Supplied text =>

Many works have been reported on the formation of Cu2−xSe on substrates, such as glass [1,6,15], and fluorine-doped tin oxide [8,11,12,16].
Flexible electronics is a growing field that is promising to develop various new commercial products such as displays, solar cells, flexible photovoltaics, and biomedical sensors due to their lightweight and low cost [17,18,19,20,21]. Flexible polymer substrates possess unique features such as low cost, low thickness, low mass, and excellent mechanical deformability. They can remain in the environmental, chemical, and thermal environments required for the construction of electronic circuits while maintaining their mechanical flexibility [22,23]. Recently, ferroelectric semiconductors have been increasingly studied [24,25].
When Cu2−xSe is deposited on a flexible transparent polymer substrate (polyvinylchloride, polyvinyl alcohol), the possibility of using thin flexible polymer substrates appears in the fabrication of flexible optoelectronic devices [26]. Cu2−xSe films on polyester sheets can be used as a transparent electrode for inorganic and organic hybrid light emitters, as a possible replacement for indium tin oxide or fluorine-doped tin oxide [7].

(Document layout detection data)
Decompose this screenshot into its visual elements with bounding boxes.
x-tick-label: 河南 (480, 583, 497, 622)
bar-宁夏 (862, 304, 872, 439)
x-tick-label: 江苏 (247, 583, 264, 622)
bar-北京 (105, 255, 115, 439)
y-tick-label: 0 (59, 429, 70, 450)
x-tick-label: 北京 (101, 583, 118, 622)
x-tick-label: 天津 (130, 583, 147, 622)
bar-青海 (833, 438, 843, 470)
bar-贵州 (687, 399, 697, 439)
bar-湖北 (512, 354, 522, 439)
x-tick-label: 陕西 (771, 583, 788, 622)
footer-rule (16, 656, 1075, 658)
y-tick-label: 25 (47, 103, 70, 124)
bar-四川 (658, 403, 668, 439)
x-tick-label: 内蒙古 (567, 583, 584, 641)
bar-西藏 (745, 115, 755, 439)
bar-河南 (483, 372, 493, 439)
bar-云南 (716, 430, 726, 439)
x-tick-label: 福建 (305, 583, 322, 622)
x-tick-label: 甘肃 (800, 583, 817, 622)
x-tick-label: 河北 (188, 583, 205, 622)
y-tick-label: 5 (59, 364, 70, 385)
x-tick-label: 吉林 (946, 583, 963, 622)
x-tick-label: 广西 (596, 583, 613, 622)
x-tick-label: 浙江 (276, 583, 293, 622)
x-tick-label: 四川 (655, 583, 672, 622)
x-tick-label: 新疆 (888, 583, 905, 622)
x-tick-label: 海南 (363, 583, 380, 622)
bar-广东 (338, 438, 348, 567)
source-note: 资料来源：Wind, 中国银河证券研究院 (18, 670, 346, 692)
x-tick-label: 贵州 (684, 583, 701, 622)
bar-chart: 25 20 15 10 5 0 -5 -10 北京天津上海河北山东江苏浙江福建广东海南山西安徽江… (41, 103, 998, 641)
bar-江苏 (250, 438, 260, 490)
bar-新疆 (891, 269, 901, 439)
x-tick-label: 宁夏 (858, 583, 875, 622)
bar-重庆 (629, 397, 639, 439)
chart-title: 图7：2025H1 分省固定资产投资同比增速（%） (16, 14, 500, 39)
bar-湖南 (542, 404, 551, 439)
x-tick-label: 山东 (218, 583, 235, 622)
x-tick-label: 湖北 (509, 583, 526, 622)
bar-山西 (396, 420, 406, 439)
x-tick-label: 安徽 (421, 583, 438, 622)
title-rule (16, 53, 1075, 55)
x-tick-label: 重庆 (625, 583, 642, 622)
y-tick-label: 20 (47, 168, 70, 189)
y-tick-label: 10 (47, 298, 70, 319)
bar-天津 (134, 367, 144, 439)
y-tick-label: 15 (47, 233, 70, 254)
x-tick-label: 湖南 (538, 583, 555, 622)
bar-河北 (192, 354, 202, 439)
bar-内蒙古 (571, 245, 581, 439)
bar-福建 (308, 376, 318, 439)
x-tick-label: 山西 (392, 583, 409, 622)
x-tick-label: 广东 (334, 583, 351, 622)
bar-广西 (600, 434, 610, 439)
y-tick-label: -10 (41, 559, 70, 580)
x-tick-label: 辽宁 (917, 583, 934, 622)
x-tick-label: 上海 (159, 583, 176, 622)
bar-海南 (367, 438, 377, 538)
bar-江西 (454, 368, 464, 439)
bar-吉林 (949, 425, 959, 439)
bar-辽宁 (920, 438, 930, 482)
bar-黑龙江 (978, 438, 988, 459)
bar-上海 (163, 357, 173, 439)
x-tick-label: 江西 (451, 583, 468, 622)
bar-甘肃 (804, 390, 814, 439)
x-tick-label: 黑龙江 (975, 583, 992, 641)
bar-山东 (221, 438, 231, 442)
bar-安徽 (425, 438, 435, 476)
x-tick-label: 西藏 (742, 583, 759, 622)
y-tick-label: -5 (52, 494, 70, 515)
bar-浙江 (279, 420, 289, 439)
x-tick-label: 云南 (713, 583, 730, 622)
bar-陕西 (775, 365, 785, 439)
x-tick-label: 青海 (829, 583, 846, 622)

Tasks to perform =>
1: Summarize the passage on Cu2−xSe films in two sentences.
2: Reproduce the passage on Cu2−xSe films between "When Cu2−xSe is" and "tin oxide [7].", inclusive.
These records have no connection to the text about Cu2−xSe films.

Responses in order =>
1: Cu2−xSe has been formed on substrates such as glass and fluorine-doped tin oxide. Flexible polymer substrates are low-cost, thin, light and mechanically deformable, and depositing Cu2−xSe on them allows flexible optoelectronic devices, including Cu2−xSe films on polyester sheets as a transparent electrode that could replace indium tin oxide or fluorine-doped tin oxide.

2:
When Cu2−xSe is deposited on a flexible transparent polymer substrate (polyvinylchloride, polyvinyl alcohol), the possibility of using thin flexible polymer substrates appears in the fabrication of flexible optoelectronic devices [26]. Cu2−xSe films on polyester sheets can be used as a transparent electrode for inorganic and organic hybrid light emitters, as a possible replacement for indium tin oxide or fluorine-doped tin oxide [7].